But targeting women with that battle cry isn’t going to bring about the transformation that she craves. The problem is that too many women already lean out—and that far too few men do the same. We need to start by asking men to recalibrate if we’re going to revolutionize the workplace.

Brooks has put her finger on something important: asking women to lean in in today’s world is a bit like asking Atlas to help you move in to a five-floor walk-up. Americans work too much, plain and simple. A Harvard Business School survey of professionals found that 94 percent work fifty hours or more a week, and nearly half put in more than sixty-five hours a week. Out of thirty-three developed countries, Americans are eleventh in how many hours they put in each year, beating out Japan, Germany and plenty of other developed peers.

We also stand out from our developed neighbors in how little time off each worker is ensured. We are the only advanced country that doesn’t guarantee every worker some paid vacation time. We are the only one out of twenty-two developed countries that doesn’t guarantee every worker a paid day off when they get sick. We one of just three countries out of 178 that doesn’t guarantee a new mother can take paid time off when her baby arrives, not to mention fathers.

Brooks also nails it when she notes that “in a world in which leaning in at work has come to mean doing more work, more often, for longer hours, women will disproportionately drop out or be eased out” given that they are “still expected to work that ‘second shift’ at home.” Women are no longer waiting at home with dinner cooked, house cleaned and a cocktail at hand—nearly half of all families have two working parents, and another quarter have a single working one. But someone still has to cook that dinner and clean the house, not to mention watch the kids when they’re home from school or, if they’re infants, all day long.

And that someone is still by and large a woman. Men have upped their share of the chores—they now spend seven hours a week on childcare and ten on housework, up from just two and a half and four hours, respectively, in 1965—but women still spend twice as much time with children as fathers do, and they now put in more hours on that task than the 1960s woman.

Short problem 1 =>
Retype the passage from the excerpt about overwork, beginning at "But targeting women" and stopping after "revolutionize the workplace.".
Short problem 2 =>
In the excerpt about overwork, what percentage of professionals in the Harvard Business School survey work fifty hours or more a week?

Record set =>
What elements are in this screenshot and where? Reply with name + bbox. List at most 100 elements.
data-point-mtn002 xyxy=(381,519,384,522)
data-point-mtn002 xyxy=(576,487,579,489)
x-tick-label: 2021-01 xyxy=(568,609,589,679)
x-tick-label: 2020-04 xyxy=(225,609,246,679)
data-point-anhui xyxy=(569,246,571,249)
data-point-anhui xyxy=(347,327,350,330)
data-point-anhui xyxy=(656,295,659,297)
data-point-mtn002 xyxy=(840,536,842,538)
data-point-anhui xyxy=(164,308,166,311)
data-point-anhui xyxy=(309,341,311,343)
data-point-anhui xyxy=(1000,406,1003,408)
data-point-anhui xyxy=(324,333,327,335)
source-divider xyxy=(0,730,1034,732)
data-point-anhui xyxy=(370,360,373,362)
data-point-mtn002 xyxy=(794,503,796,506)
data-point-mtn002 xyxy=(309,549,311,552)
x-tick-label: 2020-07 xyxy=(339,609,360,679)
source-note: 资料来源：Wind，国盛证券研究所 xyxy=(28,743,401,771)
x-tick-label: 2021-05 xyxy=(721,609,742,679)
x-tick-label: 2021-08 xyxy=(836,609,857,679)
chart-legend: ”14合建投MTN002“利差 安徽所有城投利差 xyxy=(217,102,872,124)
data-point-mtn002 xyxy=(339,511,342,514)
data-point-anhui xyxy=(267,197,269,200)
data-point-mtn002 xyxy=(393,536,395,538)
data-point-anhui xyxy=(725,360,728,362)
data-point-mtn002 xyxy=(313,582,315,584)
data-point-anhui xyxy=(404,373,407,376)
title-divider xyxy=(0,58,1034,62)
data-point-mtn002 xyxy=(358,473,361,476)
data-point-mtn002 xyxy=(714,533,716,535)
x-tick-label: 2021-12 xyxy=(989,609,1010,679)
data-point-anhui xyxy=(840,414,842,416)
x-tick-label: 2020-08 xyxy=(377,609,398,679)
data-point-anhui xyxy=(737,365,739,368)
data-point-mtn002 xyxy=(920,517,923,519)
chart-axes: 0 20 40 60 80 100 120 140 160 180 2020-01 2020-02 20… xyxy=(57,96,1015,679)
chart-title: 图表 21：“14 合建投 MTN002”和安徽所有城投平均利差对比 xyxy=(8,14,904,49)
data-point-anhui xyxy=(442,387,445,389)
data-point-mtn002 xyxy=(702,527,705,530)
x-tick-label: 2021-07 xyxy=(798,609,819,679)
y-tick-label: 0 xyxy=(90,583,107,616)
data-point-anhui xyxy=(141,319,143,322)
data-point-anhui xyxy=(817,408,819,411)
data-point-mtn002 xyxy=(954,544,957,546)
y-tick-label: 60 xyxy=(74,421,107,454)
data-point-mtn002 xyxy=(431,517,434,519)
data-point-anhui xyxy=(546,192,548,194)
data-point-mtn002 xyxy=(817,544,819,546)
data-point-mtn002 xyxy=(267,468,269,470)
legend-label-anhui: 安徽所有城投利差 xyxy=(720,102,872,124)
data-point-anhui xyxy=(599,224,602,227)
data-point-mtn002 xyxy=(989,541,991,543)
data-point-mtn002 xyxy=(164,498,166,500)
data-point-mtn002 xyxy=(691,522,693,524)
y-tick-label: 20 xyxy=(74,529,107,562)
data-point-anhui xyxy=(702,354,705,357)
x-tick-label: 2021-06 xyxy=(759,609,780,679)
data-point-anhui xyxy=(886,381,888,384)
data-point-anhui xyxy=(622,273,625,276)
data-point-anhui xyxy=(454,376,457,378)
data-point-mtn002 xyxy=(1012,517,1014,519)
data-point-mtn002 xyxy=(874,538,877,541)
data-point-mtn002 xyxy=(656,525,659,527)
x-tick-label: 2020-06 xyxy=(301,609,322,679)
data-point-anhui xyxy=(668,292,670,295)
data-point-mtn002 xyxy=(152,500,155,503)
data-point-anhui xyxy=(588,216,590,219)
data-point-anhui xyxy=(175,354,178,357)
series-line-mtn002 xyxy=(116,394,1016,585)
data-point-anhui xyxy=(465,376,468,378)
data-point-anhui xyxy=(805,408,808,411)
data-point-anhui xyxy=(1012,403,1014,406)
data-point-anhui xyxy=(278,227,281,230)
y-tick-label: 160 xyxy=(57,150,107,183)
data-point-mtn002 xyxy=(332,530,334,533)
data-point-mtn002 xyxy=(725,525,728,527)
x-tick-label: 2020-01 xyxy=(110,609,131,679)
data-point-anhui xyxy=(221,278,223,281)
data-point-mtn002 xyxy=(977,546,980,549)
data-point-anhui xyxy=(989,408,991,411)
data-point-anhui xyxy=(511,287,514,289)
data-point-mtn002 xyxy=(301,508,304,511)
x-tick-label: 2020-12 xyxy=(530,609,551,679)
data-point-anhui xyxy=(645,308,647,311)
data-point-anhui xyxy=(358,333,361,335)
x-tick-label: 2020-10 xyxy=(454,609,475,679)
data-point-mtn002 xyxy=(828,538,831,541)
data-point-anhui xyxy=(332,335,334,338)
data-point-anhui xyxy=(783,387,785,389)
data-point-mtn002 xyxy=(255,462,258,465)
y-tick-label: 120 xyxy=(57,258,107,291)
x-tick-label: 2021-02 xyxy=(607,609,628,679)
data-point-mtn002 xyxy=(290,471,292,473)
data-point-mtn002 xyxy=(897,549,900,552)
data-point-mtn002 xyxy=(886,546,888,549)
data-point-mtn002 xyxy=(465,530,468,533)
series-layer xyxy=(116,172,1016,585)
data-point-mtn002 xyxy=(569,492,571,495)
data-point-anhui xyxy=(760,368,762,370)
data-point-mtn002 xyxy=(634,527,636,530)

Correct answer 1 =>
But targeting women with that battle cry isn’t going to bring about the transformation that she craves. The problem is that too many women already lean out—and that far too few men do the same. We need to start by asking men to recalibrate if we’re going to revolutionize the workplace.

Correct answer 2 =>
94 percent